::: EXTRACTED TEXT :::

Why is Python popular, while Lisp and Scheme aren't?

Martti Halminen martti.halminen at kolumbus.fi
Sat Nov 23 22:00:47 EST 2002


Alexander Schmolck wrote:

> Of coure LOOP and FORMAT affect newcomers! They are extremely commonly used
> constructs, so you will encounter them quite frequently in other people's
> code. And even simple uses of LOOP can easily yield misunderstanding unless
> you have some fairly good understanding of what it does (the emulation of
> plain English is additionally deceptive in this regard):
> 
>      (loop for x below 5 for y = nil then x collect (list x y))
>           => ((0 nil) (1 1) (2 2) (3 3) (4 4))
> 
> as opposed to:
> 
>      (loop for x below 5 and y = nil then x collect (list x y))
>           => ((0 nil) (1 0) (2 1) (3 2) (4 3))

If it is any consolation, neither LOOP nor FORMAT were noncontroversial
in the Lisp community when they appeared, mostly due to their
"non-lispy" look and feel. There are some notable Lispers, like Paul
Graham, who don't usually use LOOP.
FORMAT is nearly-universally used, though somebody claimed that it is a
separate, Turing-complete programming language in its own right:-)
- LOOP isn't the only iteration construct: I use usually DOTIMES, DOLIST
or the mapping functions for simple cases. The old DO also exists for
oldtimers.

> Hmm, I thought untyped means that variables don't have any type associated
> with them at all (like in assembler).

:::

REQUIRED WORK – Transcribe the message about Python and Lisp word for word, from "- LOOP isn't" to "(like in assembler).", inclusive.

::: RECORD EXTRACTS :::

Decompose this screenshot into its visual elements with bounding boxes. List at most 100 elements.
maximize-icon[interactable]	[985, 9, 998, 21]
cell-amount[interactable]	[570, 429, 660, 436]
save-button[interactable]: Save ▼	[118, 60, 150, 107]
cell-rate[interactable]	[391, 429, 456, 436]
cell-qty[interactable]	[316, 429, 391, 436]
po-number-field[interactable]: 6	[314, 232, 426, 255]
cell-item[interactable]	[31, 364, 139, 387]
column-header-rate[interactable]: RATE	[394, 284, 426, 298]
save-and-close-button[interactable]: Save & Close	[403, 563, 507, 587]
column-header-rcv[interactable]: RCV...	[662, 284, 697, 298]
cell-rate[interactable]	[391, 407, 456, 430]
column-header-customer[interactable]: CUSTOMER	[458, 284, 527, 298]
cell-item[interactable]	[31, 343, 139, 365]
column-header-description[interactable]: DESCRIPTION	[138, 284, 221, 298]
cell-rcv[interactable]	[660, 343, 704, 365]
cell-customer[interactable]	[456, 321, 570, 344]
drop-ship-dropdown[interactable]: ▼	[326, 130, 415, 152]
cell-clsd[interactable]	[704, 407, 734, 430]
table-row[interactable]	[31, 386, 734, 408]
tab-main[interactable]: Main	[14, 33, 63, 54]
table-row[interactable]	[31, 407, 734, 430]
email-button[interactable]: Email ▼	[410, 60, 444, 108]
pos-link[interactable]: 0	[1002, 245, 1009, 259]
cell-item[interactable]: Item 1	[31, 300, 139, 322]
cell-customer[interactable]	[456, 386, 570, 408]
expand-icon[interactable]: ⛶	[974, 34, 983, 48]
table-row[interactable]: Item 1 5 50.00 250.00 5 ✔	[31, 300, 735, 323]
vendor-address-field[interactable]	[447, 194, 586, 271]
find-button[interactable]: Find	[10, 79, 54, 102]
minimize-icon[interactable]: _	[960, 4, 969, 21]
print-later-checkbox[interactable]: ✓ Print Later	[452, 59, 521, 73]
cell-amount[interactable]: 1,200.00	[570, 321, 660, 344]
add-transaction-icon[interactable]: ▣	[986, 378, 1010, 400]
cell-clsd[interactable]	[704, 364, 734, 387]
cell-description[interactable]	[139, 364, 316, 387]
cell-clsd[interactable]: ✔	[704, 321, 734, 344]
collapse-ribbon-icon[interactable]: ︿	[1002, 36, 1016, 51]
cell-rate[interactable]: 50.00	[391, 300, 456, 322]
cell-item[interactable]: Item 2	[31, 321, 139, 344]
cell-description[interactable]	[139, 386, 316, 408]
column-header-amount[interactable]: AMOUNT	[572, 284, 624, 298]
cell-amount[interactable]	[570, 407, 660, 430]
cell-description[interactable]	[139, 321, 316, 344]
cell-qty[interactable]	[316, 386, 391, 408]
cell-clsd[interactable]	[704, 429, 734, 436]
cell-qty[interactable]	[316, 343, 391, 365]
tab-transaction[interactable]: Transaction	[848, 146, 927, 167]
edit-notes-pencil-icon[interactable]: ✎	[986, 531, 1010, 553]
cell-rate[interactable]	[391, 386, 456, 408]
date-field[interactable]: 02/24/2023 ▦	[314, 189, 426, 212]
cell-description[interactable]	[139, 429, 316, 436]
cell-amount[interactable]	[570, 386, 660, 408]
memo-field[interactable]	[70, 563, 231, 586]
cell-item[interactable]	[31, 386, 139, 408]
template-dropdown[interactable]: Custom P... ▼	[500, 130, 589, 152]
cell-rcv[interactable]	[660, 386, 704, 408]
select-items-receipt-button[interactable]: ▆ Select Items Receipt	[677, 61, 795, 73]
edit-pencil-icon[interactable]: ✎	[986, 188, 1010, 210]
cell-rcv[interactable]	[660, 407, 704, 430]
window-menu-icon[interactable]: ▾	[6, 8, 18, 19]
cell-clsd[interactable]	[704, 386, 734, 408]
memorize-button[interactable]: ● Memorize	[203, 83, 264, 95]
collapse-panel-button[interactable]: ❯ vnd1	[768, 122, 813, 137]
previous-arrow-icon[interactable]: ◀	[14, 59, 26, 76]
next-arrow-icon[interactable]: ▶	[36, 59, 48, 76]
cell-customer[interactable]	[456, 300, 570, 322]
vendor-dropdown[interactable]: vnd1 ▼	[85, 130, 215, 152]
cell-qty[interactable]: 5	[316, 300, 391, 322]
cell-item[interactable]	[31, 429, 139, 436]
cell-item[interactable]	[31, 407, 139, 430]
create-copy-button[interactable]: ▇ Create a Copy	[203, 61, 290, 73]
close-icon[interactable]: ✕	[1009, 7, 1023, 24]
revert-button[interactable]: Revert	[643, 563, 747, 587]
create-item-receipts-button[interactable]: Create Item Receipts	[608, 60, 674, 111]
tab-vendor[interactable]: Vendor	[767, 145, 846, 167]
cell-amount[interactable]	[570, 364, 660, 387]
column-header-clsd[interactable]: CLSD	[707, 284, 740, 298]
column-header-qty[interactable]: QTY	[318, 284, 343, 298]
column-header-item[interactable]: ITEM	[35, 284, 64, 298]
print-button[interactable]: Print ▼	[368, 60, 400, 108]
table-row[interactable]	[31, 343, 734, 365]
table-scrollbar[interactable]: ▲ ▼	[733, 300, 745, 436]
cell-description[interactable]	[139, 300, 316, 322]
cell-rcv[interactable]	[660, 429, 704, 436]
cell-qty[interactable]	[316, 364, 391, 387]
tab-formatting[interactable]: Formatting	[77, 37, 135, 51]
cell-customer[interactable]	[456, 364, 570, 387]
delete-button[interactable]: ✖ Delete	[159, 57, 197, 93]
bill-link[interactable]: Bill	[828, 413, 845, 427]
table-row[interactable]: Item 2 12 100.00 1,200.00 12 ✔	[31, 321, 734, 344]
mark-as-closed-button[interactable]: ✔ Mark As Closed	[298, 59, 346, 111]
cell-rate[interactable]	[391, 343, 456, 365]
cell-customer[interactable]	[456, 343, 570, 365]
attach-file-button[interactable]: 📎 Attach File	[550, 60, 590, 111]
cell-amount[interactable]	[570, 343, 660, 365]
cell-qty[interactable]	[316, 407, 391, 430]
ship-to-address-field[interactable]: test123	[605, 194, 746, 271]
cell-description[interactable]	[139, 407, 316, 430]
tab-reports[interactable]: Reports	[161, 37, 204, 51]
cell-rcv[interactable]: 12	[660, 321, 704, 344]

:::

RESULT –
- LOOP isn't the only iteration construct: I use usually DOTIMES, DOLIST
or the mapping functions for simple cases. The old DO also exists for
oldtimers.

> Hmm, I thought untyped means that variables don't have any type associated
> with them at all (like in assembler).